App and web page records
-------

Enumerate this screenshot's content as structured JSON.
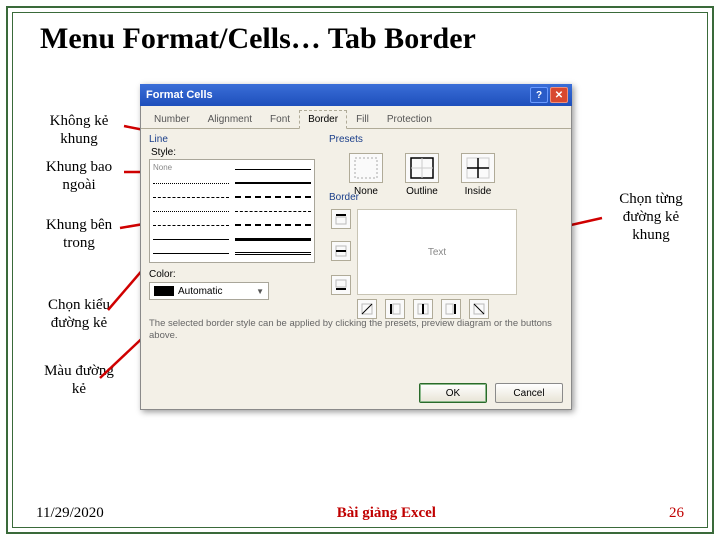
{
  "title": "Menu Format/Cells… Tab Border",
  "callouts": {
    "none": "Không kẻ khung",
    "outline": "Khung bao ngoài",
    "inside": "Khung bên trong",
    "style": "Chọn kiểu đường kẻ",
    "colorLabel": "Màu đường kẻ",
    "border": "Chọn từng đường kẻ khung"
  },
  "dialog": {
    "title": "Format Cells",
    "tabs": [
      "Number",
      "Alignment",
      "Font",
      "Border",
      "Fill",
      "Protection"
    ],
    "activeTab": "Border",
    "line": {
      "label": "Line",
      "styleLabel": "Style:",
      "noneLabel": "None"
    },
    "color": {
      "label": "Color:",
      "value": "Automatic"
    },
    "presets": {
      "label": "Presets",
      "none": "None",
      "outline": "Outline",
      "inside": "Inside"
    },
    "border": {
      "label": "Border",
      "previewText": "Text"
    },
    "hint": "The selected border style can be applied by clicking the presets, preview diagram or the buttons above.",
    "ok": "OK",
    "cancel": "Cancel"
  },
  "footer": {
    "date": "11/29/2020",
    "center": "Bài giảng Excel",
    "page": "26"
  }
}
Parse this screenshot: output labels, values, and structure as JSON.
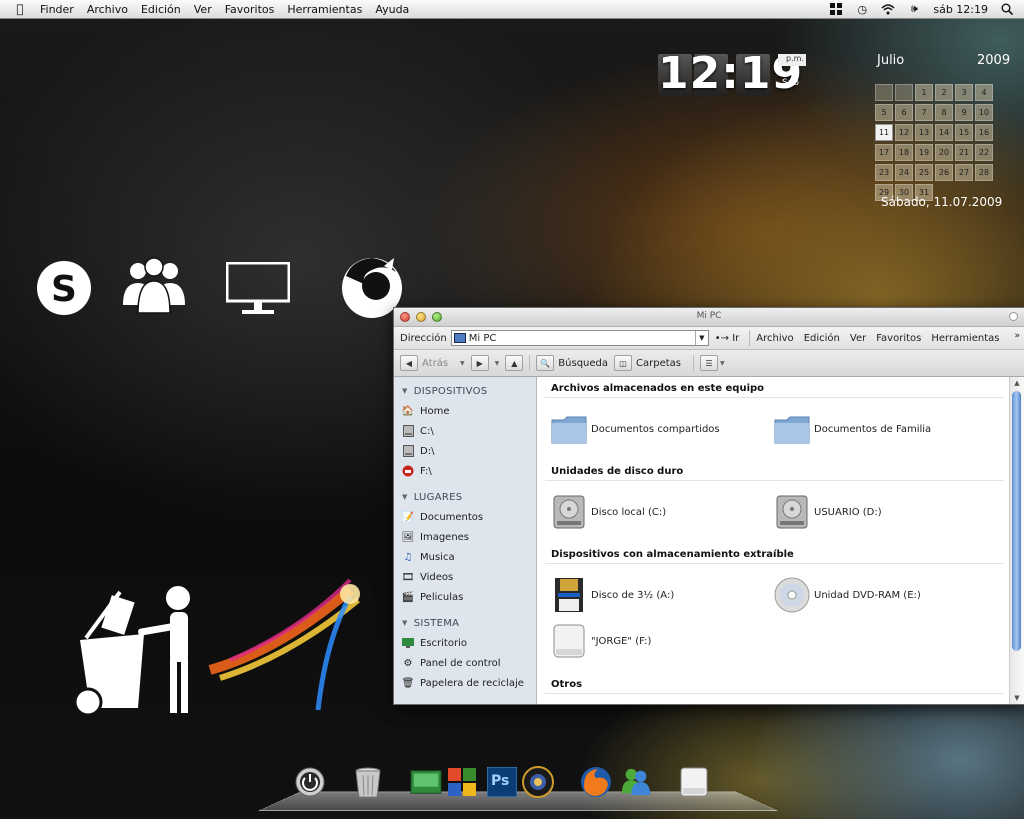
{
  "menubar": {
    "items": [
      "Finder",
      "Archivo",
      "Edición",
      "Ver",
      "Favoritos",
      "Herramientas",
      "Ayuda"
    ],
    "clock": "sáb 12:19"
  },
  "clock_widget": {
    "time": "12:19",
    "ampm": "p.m.",
    "day": "Sáb"
  },
  "calendar": {
    "month": "Julio",
    "year": "2009",
    "days": [
      "",
      "",
      "1",
      "2",
      "3",
      "4",
      "5",
      "6",
      "7",
      "8",
      "9",
      "10",
      "11",
      "12",
      "13",
      "14",
      "15",
      "16",
      "17",
      "18",
      "19",
      "20",
      "21",
      "22",
      "23",
      "24",
      "25",
      "26",
      "27",
      "28",
      "29",
      "30",
      "31"
    ],
    "today": "11",
    "date_label": "Sábado, 11.07.2009"
  },
  "window": {
    "title": "Mi PC",
    "address_label": "Dirección",
    "address_value": "Mi PC",
    "go_label": "Ir",
    "menus": [
      "Archivo",
      "Edición",
      "Ver",
      "Favoritos",
      "Herramientas"
    ],
    "toolbar": {
      "back": "Atrás",
      "search": "Búsqueda",
      "folders": "Carpetas"
    },
    "sidebar": {
      "sections": [
        {
          "title": "DISPOSITIVOS",
          "items": [
            "Home",
            "C:\\",
            "D:\\",
            "F:\\"
          ]
        },
        {
          "title": "LUGARES",
          "items": [
            "Documentos",
            "Imagenes",
            "Musica",
            "Videos",
            "Peliculas"
          ]
        },
        {
          "title": "SISTEMA",
          "items": [
            "Escritorio",
            "Panel de control",
            "Papelera de reciclaje"
          ]
        }
      ]
    },
    "groups": [
      {
        "title": "Archivos almacenados en este equipo",
        "items": [
          "Documentos compartidos",
          "Documentos de Familia"
        ]
      },
      {
        "title": "Unidades de disco duro",
        "items": [
          "Disco local (C:)",
          "USUARIO (D:)"
        ]
      },
      {
        "title": "Dispositivos con almacenamiento extraíble",
        "items": [
          "Disco de 3½ (A:)",
          "Unidad DVD-RAM (E:)",
          "\"JORGE\" (F:)"
        ]
      },
      {
        "title": "Otros",
        "items": []
      }
    ]
  },
  "dock": {
    "icons": [
      "power-icon",
      "trash-icon",
      "app-green-icon",
      "office-icon",
      "photoshop-icon",
      "game-icon",
      "firefox-icon",
      "messenger-icon",
      "drive-icon"
    ],
    "photoshop_label": "Ps"
  },
  "colors": {
    "accent_blue": "#4d7fc8",
    "menubar": "#e8e8e8"
  }
}
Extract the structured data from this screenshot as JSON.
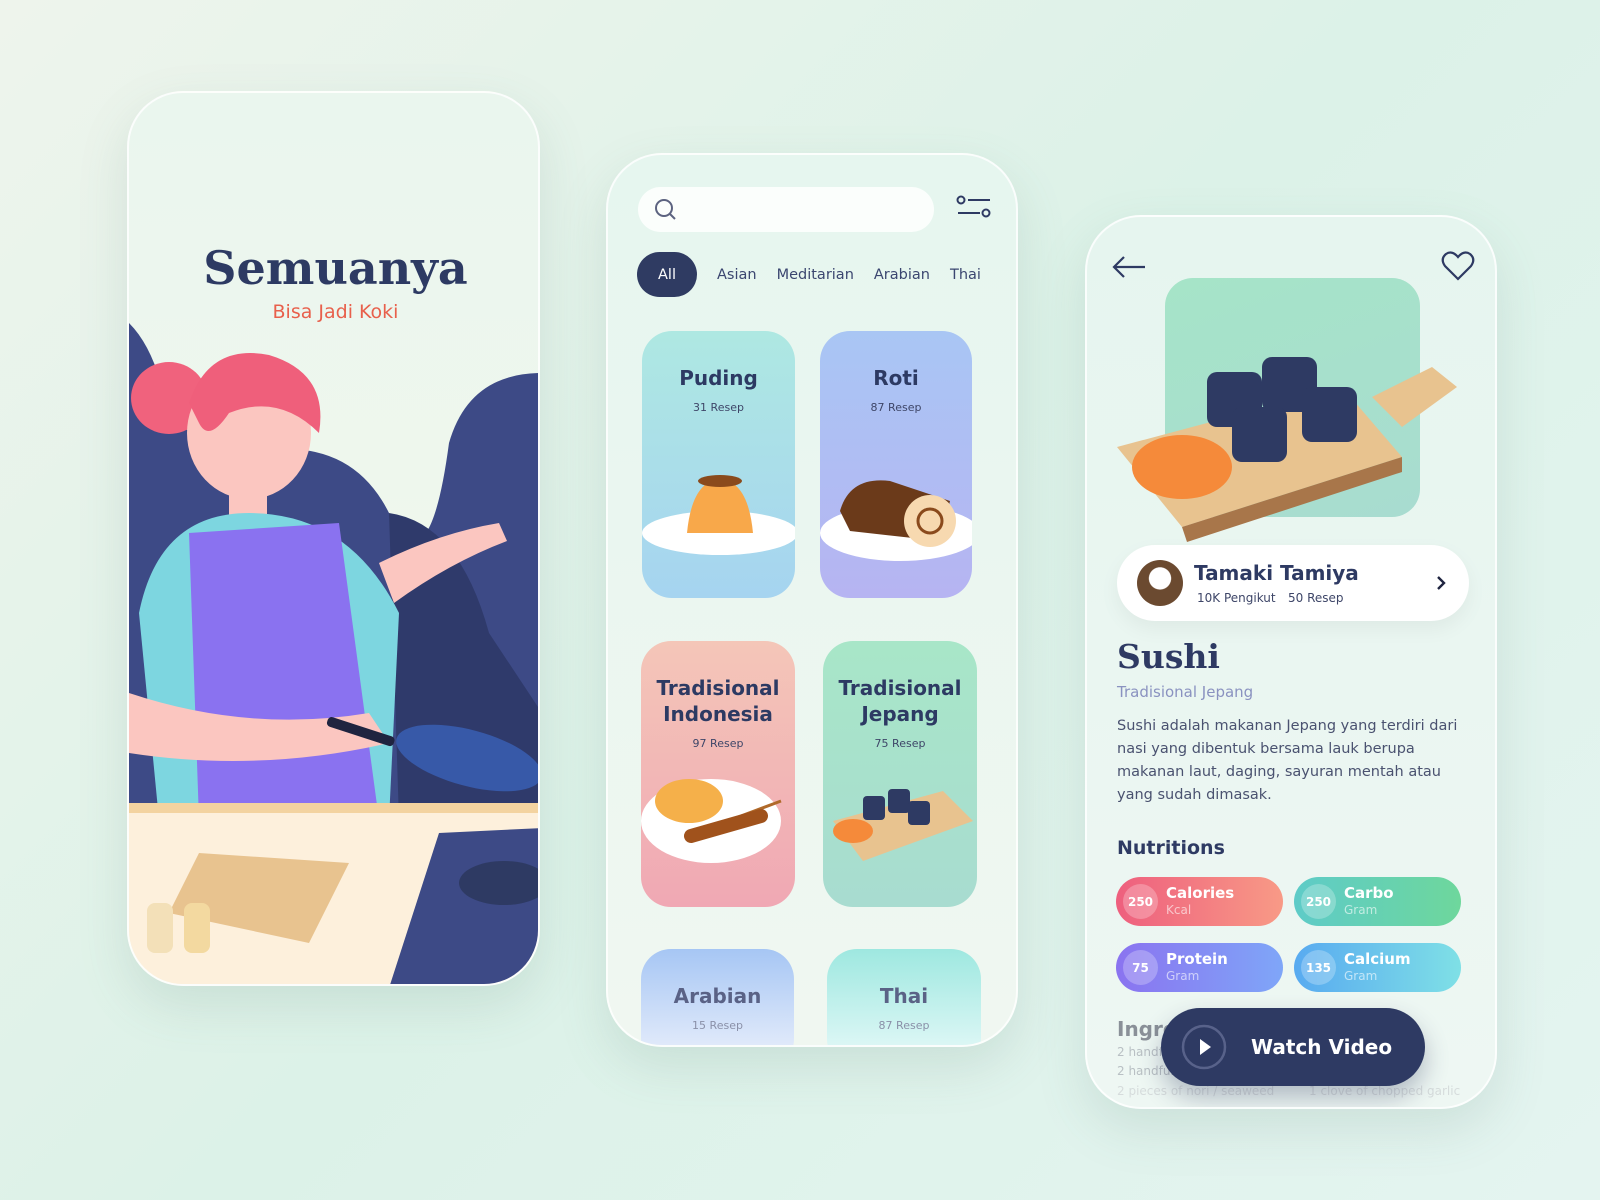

-------

* _Task prompt_: Which lines above hold the string "Cells"? Please copy all of them.

* _Completed task_:
  "title": "Menu Format/Cells… Tab Border",
    "title": "Format Cells",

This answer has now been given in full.